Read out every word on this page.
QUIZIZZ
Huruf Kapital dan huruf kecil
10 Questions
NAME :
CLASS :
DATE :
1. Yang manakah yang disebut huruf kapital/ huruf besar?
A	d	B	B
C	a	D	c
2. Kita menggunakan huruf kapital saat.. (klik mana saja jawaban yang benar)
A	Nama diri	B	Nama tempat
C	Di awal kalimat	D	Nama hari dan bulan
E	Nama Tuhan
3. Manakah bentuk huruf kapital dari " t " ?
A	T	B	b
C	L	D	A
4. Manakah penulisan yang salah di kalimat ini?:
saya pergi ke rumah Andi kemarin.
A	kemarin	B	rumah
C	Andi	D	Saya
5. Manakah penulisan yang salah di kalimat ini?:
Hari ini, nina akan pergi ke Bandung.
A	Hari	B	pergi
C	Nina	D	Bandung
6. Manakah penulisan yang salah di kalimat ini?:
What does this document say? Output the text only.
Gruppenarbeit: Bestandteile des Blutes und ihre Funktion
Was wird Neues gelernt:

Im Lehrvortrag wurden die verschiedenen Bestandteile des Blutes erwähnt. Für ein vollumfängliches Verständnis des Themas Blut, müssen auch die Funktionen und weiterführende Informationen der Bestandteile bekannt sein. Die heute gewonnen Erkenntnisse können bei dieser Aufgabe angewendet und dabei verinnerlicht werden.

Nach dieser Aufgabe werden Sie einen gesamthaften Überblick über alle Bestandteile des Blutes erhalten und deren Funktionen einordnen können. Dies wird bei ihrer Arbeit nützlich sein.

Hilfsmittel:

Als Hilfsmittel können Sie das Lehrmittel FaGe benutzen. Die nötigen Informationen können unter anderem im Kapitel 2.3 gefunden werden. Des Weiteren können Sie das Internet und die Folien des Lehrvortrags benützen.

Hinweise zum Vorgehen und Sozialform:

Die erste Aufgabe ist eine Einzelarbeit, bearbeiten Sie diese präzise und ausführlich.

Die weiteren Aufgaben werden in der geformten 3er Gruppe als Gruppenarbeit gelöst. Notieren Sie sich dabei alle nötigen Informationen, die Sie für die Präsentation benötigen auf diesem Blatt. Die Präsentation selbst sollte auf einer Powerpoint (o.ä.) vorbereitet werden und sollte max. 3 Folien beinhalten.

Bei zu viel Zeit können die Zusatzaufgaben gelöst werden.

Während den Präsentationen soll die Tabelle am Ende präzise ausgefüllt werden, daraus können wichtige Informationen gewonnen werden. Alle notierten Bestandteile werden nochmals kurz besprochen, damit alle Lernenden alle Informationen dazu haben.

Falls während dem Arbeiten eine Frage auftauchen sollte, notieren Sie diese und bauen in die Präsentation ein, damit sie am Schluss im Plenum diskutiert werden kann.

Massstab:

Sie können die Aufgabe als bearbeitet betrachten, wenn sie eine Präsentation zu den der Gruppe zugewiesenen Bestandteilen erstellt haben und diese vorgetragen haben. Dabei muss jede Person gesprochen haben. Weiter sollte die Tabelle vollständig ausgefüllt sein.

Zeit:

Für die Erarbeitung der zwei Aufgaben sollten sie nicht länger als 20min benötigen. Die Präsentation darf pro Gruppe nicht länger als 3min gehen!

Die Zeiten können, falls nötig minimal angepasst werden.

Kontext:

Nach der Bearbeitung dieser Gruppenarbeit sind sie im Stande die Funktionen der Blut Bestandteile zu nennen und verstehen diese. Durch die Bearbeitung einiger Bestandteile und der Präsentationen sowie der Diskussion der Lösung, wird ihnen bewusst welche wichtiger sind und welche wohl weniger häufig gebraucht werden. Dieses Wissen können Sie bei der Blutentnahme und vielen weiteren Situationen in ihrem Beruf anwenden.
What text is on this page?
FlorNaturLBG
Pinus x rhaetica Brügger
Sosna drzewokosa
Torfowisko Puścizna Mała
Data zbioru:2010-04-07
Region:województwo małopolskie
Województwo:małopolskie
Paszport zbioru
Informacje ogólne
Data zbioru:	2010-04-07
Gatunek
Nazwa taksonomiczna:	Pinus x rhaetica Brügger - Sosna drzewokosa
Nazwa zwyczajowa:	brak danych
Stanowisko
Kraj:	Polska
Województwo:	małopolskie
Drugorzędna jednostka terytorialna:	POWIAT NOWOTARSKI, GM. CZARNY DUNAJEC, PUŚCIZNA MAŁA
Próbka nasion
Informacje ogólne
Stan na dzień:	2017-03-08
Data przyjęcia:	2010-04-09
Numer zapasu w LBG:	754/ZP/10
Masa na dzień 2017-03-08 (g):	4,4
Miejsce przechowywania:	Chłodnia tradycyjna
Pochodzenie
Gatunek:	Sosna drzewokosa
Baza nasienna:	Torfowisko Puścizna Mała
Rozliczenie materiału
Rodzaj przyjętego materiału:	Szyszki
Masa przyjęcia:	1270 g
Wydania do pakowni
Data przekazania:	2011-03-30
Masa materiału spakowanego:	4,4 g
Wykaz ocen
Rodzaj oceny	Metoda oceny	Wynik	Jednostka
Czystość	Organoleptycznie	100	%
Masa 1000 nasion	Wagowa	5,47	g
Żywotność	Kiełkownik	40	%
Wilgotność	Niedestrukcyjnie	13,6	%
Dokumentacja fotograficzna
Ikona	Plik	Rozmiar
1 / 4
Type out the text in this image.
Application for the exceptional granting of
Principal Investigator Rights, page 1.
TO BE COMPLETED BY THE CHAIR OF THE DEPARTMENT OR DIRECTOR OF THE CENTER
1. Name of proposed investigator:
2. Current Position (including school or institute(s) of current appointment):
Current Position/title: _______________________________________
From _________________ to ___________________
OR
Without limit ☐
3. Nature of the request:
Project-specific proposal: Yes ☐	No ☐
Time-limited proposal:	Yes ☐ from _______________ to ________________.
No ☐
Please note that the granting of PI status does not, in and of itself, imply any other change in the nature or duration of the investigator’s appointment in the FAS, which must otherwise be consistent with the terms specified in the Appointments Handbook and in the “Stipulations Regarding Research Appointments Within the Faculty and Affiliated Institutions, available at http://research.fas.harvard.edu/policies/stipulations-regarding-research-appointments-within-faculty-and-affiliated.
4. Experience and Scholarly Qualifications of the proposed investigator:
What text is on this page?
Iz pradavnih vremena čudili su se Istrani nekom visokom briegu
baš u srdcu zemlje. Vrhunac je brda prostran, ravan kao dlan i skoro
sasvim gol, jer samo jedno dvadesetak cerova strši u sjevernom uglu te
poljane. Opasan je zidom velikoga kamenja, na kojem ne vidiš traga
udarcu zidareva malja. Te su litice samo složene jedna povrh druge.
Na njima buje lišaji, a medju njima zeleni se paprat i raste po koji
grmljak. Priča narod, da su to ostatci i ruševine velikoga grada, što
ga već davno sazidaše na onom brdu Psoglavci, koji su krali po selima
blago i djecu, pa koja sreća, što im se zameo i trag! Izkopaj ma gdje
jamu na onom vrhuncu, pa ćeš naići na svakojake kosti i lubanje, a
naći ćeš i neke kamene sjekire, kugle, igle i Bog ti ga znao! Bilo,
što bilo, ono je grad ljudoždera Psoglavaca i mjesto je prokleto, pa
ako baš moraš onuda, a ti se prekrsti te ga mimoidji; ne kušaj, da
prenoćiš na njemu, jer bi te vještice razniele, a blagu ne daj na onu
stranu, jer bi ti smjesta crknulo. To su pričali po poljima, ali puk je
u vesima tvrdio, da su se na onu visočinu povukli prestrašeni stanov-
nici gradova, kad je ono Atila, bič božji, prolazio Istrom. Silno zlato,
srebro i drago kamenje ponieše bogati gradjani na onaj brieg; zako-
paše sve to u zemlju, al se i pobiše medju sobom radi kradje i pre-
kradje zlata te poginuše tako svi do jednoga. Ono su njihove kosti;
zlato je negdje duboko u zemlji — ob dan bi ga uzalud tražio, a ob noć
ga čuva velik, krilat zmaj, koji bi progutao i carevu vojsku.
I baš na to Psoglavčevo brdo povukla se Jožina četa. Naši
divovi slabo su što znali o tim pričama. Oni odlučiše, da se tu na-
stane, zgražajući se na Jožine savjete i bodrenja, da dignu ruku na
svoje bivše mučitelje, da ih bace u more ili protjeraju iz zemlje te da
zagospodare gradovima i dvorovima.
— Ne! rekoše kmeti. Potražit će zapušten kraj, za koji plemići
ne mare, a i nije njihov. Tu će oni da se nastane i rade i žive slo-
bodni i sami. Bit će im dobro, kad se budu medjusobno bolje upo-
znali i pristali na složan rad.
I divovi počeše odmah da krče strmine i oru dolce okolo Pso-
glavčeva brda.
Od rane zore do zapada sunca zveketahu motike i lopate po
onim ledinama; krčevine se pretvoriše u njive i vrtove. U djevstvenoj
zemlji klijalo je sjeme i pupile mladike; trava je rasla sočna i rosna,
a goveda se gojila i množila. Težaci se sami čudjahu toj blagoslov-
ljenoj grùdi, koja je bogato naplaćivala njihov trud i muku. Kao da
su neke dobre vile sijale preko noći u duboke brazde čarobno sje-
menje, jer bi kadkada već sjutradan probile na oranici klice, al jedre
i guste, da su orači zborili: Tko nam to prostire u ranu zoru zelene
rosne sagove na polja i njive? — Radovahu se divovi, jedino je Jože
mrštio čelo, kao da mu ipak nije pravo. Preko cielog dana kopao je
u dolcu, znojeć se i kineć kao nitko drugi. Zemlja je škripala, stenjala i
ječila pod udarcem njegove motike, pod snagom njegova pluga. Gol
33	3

-*-

The problem:
Take every line from the data above that holds "kalimat" and copy it out.

Final result:
C	Di awal kalimat	D	Nama hari dan bulan
4. Manakah penulisan yang salah di kalimat ini?:
5. Manakah penulisan yang salah di kalimat ini?:
6. Manakah penulisan yang salah di kalimat ini?:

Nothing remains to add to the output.